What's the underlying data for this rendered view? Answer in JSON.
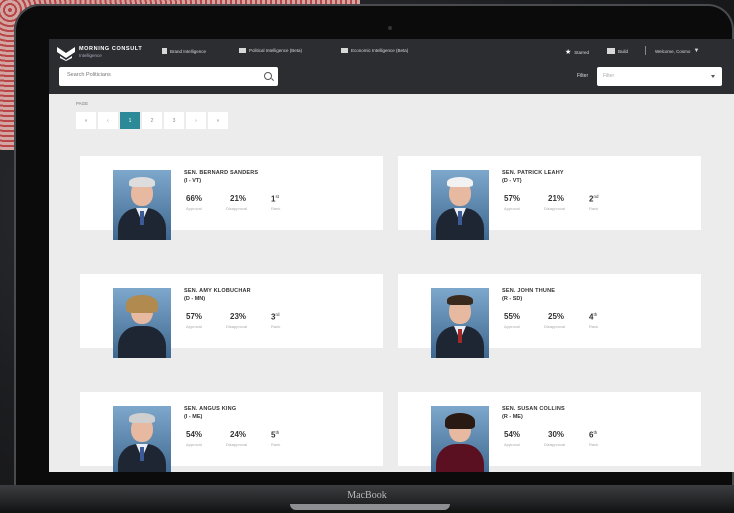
{
  "nav": {
    "brand_name": "MORNING CONSULT",
    "brand_sub": "Intelligence",
    "links": [
      {
        "label": "Brand Intelligence"
      },
      {
        "label": "Political Intelligence (Beta)"
      },
      {
        "label": "Economic Intelligence (Beta)"
      }
    ],
    "starred": "Starred",
    "build": "Build",
    "welcome": "Welcome, Cosmo"
  },
  "search": {
    "placeholder": "Search Politicians"
  },
  "filter": {
    "label": "Filter",
    "placeholder": "Filter"
  },
  "pagination": {
    "label": "PAGE",
    "buttons": [
      "«",
      "‹",
      "1",
      "2",
      "3",
      "›",
      "»"
    ],
    "active": "1"
  },
  "stat_labels": {
    "approval": "Approval",
    "disapproval": "Disapproval",
    "rank": "Rank"
  },
  "senators": [
    {
      "name": "SEN. BERNARD SANDERS",
      "party": "(I - VT)",
      "approval": "66%",
      "disapproval": "21%",
      "rank": "1",
      "rank_suffix": "st"
    },
    {
      "name": "SEN. PATRICK LEAHY",
      "party": "(D - VT)",
      "approval": "57%",
      "disapproval": "21%",
      "rank": "2",
      "rank_suffix": "nd"
    },
    {
      "name": "SEN. AMY KLOBUCHAR",
      "party": "(D - MN)",
      "approval": "57%",
      "disapproval": "23%",
      "rank": "3",
      "rank_suffix": "rd"
    },
    {
      "name": "SEN. JOHN THUNE",
      "party": "(R - SD)",
      "approval": "55%",
      "disapproval": "25%",
      "rank": "4",
      "rank_suffix": "th"
    },
    {
      "name": "SEN. ANGUS KING",
      "party": "(I - ME)",
      "approval": "54%",
      "disapproval": "24%",
      "rank": "5",
      "rank_suffix": "th"
    },
    {
      "name": "SEN. SUSAN COLLINS",
      "party": "(R - ME)",
      "approval": "54%",
      "disapproval": "30%",
      "rank": "6",
      "rank_suffix": "th"
    }
  ],
  "device_label": "MacBook",
  "colors": {
    "accent": "#2c8a98",
    "navbar": "#2b2d31"
  }
}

What the task asks: Copy every line of the records above that holds the word "placeholder".

Completed exercise:
    "placeholder": "Search Politicians"
    "placeholder": "Filter"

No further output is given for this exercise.